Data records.
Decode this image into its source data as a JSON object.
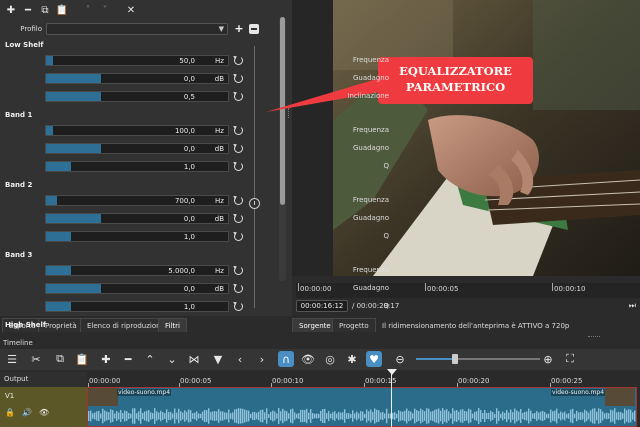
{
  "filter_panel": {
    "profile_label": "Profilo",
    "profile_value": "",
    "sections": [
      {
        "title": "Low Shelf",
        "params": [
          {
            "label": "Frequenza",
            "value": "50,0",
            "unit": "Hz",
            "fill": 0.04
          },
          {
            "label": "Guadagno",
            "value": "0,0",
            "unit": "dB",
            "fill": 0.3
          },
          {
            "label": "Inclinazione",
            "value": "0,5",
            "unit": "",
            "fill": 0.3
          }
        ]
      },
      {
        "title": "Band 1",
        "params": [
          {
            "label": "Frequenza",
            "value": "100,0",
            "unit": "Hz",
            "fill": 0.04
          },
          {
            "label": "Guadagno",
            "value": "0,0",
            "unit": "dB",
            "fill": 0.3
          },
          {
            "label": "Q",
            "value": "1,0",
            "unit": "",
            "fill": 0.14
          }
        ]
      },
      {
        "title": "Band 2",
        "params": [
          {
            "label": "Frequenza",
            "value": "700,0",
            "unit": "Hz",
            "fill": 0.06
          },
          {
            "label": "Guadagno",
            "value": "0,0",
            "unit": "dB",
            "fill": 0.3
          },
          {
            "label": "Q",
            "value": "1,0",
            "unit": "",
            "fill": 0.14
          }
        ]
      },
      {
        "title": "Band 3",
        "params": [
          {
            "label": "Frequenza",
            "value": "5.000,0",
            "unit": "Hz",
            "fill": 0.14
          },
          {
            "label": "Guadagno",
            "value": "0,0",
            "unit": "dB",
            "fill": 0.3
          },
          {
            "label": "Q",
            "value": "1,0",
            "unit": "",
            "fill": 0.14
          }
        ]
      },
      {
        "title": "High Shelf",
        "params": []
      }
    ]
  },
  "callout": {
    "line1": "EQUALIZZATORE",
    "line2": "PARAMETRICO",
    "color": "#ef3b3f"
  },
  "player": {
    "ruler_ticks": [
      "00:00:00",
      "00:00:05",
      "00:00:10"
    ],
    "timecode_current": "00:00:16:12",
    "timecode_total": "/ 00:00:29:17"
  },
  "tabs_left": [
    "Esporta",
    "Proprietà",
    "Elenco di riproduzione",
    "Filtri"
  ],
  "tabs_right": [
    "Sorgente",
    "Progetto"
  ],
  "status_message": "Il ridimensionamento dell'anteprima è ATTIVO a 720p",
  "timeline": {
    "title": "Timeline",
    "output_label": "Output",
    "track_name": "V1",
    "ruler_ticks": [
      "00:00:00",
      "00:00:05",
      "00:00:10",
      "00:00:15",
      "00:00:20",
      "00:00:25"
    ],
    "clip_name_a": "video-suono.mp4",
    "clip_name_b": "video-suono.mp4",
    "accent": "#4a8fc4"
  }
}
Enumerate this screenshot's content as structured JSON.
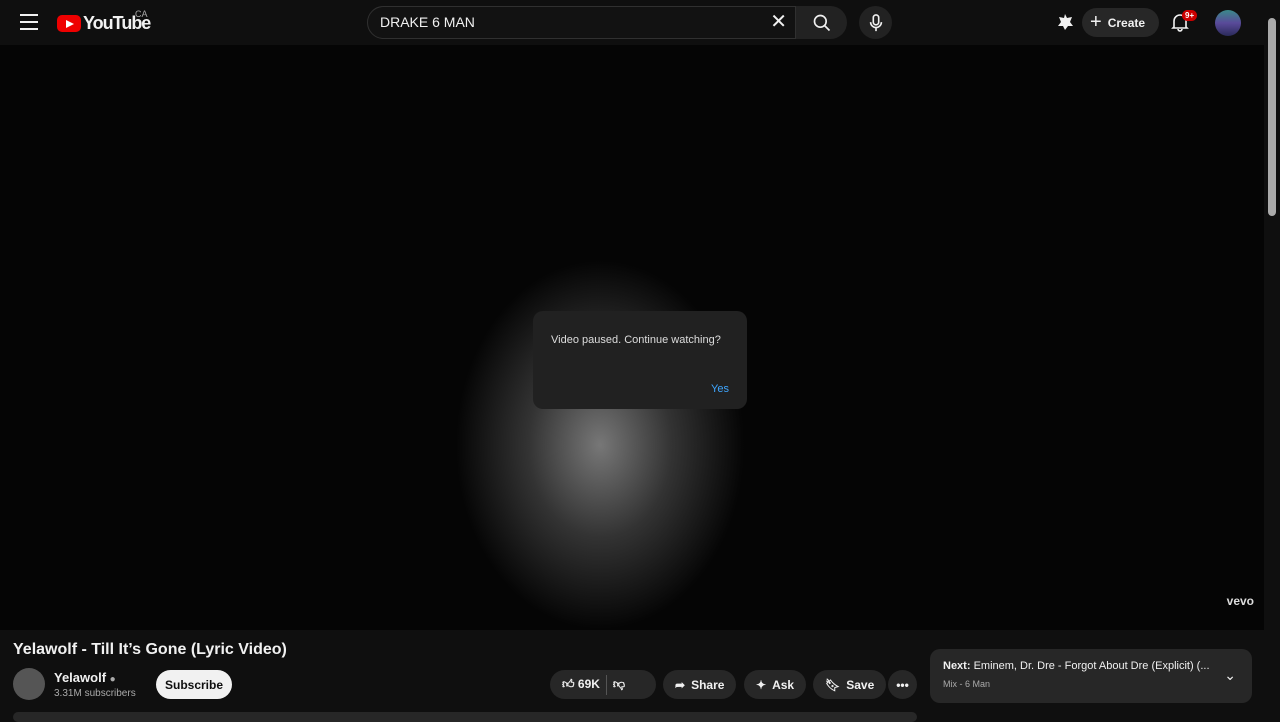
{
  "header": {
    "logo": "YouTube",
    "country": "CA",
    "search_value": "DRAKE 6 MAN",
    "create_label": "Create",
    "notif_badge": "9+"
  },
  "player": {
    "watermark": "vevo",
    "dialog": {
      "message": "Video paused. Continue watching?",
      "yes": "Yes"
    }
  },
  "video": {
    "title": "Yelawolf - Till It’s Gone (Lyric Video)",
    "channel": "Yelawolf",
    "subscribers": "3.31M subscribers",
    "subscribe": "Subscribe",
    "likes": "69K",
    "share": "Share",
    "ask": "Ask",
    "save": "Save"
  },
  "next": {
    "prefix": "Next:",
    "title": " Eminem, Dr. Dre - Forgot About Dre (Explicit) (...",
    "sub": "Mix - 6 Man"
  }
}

TASK GOAL. Without including any pictures, print all of the material exactly as given.

FINAL ANSWER.
Decode this image into its source data as a JSON object.
{
  "filter_panel": {
    "profile_label": "Profilo",
    "profile_value": "",
    "sections": [
      {
        "title": "Low Shelf",
        "params": [
          {
            "label": "Frequenza",
            "value": "50,0",
            "unit": "Hz",
            "fill": 0.04
          },
          {
            "label": "Guadagno",
            "value": "0,0",
            "unit": "dB",
            "fill": 0.3
          },
          {
            "label": "Inclinazione",
            "value": "0,5",
            "unit": "",
            "fill": 0.3
          }
        ]
      },
      {
        "title": "Band 1",
        "params": [
          {
            "label": "Frequenza",
            "value": "100,0",
            "unit": "Hz",
            "fill": 0.04
          },
          {
            "label": "Guadagno",
            "value": "0,0",
            "unit": "dB",
            "fill": 0.3
          },
          {
            "label": "Q",
            "value": "1,0",
            "unit": "",
            "fill": 0.14
          }
        ]
      },
      {
        "title": "Band 2",
        "params": [
          {
            "label": "Frequenza",
            "value": "700,0",
            "unit": "Hz",
            "fill": 0.06
          },
          {
            "label": "Guadagno",
            "value": "0,0",
            "unit": "dB",
            "fill": 0.3
          },
          {
            "label": "Q",
            "value": "1,0",
            "unit": "",
            "fill": 0.14
          }
        ]
      },
      {
        "title": "Band 3",
        "params": [
          {
            "label": "Frequenza",
            "value": "5.000,0",
            "unit": "Hz",
            "fill": 0.14
          },
          {
            "label": "Guadagno",
            "value": "0,0",
            "unit": "dB",
            "fill": 0.3
          },
          {
            "label": "Q",
            "value": "1,0",
            "unit": "",
            "fill": 0.14
          }
        ]
      },
      {
        "title": "High Shelf",
        "params": []
      }
    ]
  },
  "callout": {
    "line1": "EQUALIZZATORE",
    "line2": "PARAMETRICO",
    "color": "#ef3b3f"
  },
  "player": {
    "ruler_ticks": [
      "00:00:00",
      "00:00:05",
      "00:00:10"
    ],
    "timecode_current": "00:00:16:12",
    "timecode_total": "/ 00:00:29:17"
  },
  "tabs_left": [
    "Esporta",
    "Proprietà",
    "Elenco di riproduzione",
    "Filtri"
  ],
  "tabs_right": [
    "Sorgente",
    "Progetto"
  ],
  "status_message": "Il ridimensionamento dell'anteprima è ATTIVO a 720p",
  "timeline": {
    "title": "Timeline",
    "output_label": "Output",
    "track_name": "V1",
    "ruler_ticks": [
      "00:00:00",
      "00:00:05",
      "00:00:10",
      "00:00:15",
      "00:00:20",
      "00:00:25"
    ],
    "clip_name_a": "video-suono.mp4",
    "clip_name_b": "video-suono.mp4",
    "accent": "#4a8fc4"
  }
}
Enumerate this screenshot's content as structured JSON.
{
  "header": {
    "logo": "YouTube",
    "country": "CA",
    "search_value": "DRAKE 6 MAN",
    "create_label": "Create",
    "notif_badge": "9+"
  },
  "player": {
    "watermark": "vevo",
    "dialog": {
      "message": "Video paused. Continue watching?",
      "yes": "Yes"
    }
  },
  "video": {
    "title": "Yelawolf - Till It’s Gone (Lyric Video)",
    "channel": "Yelawolf",
    "subscribers": "3.31M subscribers",
    "subscribe": "Subscribe",
    "likes": "69K",
    "share": "Share",
    "ask": "Ask",
    "save": "Save"
  },
  "next": {
    "prefix": "Next:",
    "title": " Eminem, Dr. Dre - Forgot About Dre (Explicit) (...",
    "sub": "Mix - 6 Man"
  }
}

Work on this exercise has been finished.